[Dataset rows]
* * * *
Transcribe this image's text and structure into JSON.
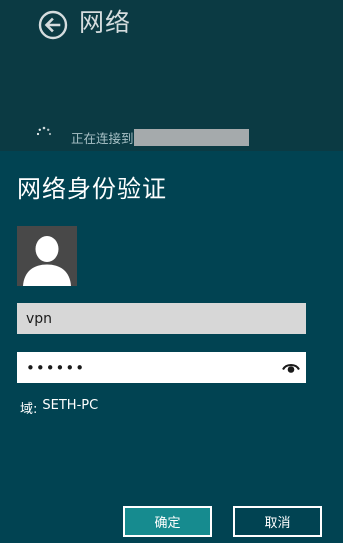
{
  "pane": {
    "title": "网络",
    "status_text": "正在连接到"
  },
  "dialog": {
    "title": "网络身份验证",
    "username": {
      "value": "vpn"
    },
    "password": {
      "masked_value": "••••••"
    },
    "domain_label": "域:",
    "domain_value": "SETH-PC",
    "ok_label": "确定",
    "cancel_label": "取消"
  },
  "icons": {
    "back": "back-arrow-circle-icon",
    "spinner": "loading-spinner-icon",
    "avatar": "user-silhouette-icon",
    "reveal": "eye-icon"
  },
  "colors": {
    "top_pane_bg": "#0b3a43",
    "dialog_bg": "#014352",
    "ok_button_bg": "#168b8f",
    "text": "#ffffff"
  }
}
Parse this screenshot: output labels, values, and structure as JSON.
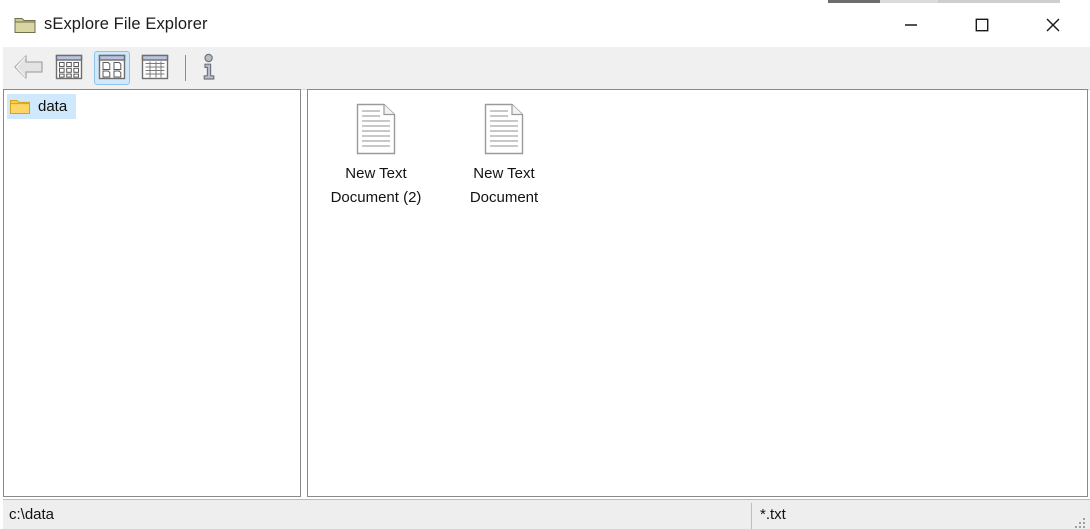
{
  "window": {
    "title": "sExplore File Explorer",
    "title_icon": "folder-icon",
    "controls": {
      "minimize_label": "Minimize",
      "maximize_label": "Maximize",
      "close_label": "Close"
    }
  },
  "toolbar": {
    "items": [
      {
        "name": "back-button",
        "icon": "back-arrow-icon",
        "label": "Back",
        "selected": false,
        "enabled": false
      },
      {
        "name": "view-small-icons-button",
        "icon": "small-icons-view-icon",
        "label": "Small Icons",
        "selected": false,
        "enabled": true
      },
      {
        "name": "view-large-icons-button",
        "icon": "large-icons-view-icon",
        "label": "Large Icons",
        "selected": true,
        "enabled": true
      },
      {
        "name": "view-details-button",
        "icon": "details-view-icon",
        "label": "Details",
        "selected": false,
        "enabled": true
      },
      {
        "name": "info-button",
        "icon": "info-icon",
        "label": "Info",
        "selected": false,
        "enabled": true
      }
    ]
  },
  "tree": {
    "items": [
      {
        "label": "data",
        "icon": "folder-icon",
        "selected": true
      }
    ]
  },
  "files": {
    "items": [
      {
        "label": "New Text Document (2)",
        "icon": "text-document-icon"
      },
      {
        "label": "New Text Document",
        "icon": "text-document-icon"
      }
    ]
  },
  "statusbar": {
    "path": "c:\\data",
    "filter": "*.txt",
    "grip_icon": "resize-grip-icon"
  },
  "colors": {
    "selection": "#cfe8fb",
    "selection_border": "#8fc4e8",
    "toolbar_bg": "#f0f0f0",
    "statusbar_bg": "#eeeeee",
    "pane_border": "#8a8a8e",
    "folder_yellow": "#ffcc4d",
    "title_folder_khaki": "#cdc98f"
  }
}
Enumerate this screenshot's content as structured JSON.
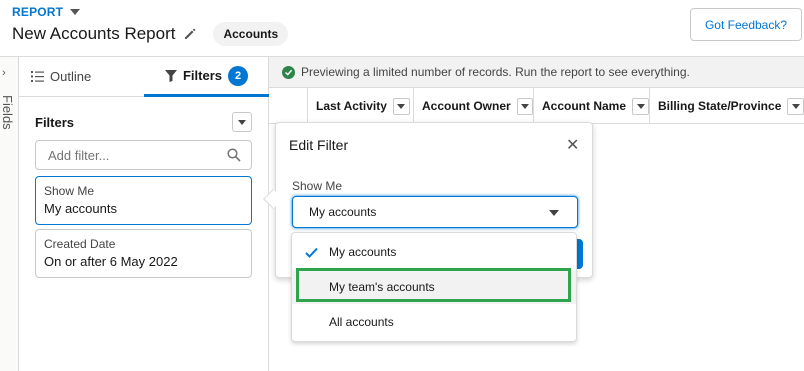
{
  "header": {
    "report_label": "REPORT",
    "title": "New Accounts Report",
    "type_pill": "Accounts",
    "feedback_button": "Got Feedback?"
  },
  "fields_strip": {
    "label": "Fields"
  },
  "panel": {
    "tabs": {
      "outline": "Outline",
      "filters": "Filters",
      "filters_count": "2"
    },
    "filters_heading": "Filters",
    "add_filter_placeholder": "Add filter...",
    "filters": [
      {
        "label": "Show Me",
        "value": "My accounts"
      },
      {
        "label": "Created Date",
        "value": "On or after 6 May 2022"
      }
    ]
  },
  "main": {
    "preview_message": "Previewing a limited number of records. Run the report to see everything.",
    "columns": [
      "Last Activity",
      "Account Owner",
      "Account Name",
      "Billing State/Province"
    ]
  },
  "edit_filter": {
    "title": "Edit Filter",
    "field_label": "Show Me",
    "selected_value": "My accounts",
    "options": [
      {
        "label": "My accounts",
        "checked": true
      },
      {
        "label": "My team's accounts",
        "checked": false
      },
      {
        "label": "All accounts",
        "checked": false
      }
    ]
  },
  "colors": {
    "brand": "#0176d3",
    "success": "#2e844a",
    "highlight_outline": "#2ea44f"
  }
}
* * * *
[What to produce] All lines holding the word "screenshot" should be picked out and copied.

[Output of the task]
Parse this screenshot: output labels, values, and structure as JSON.
Enumerate this screenshot's content as structured JSON.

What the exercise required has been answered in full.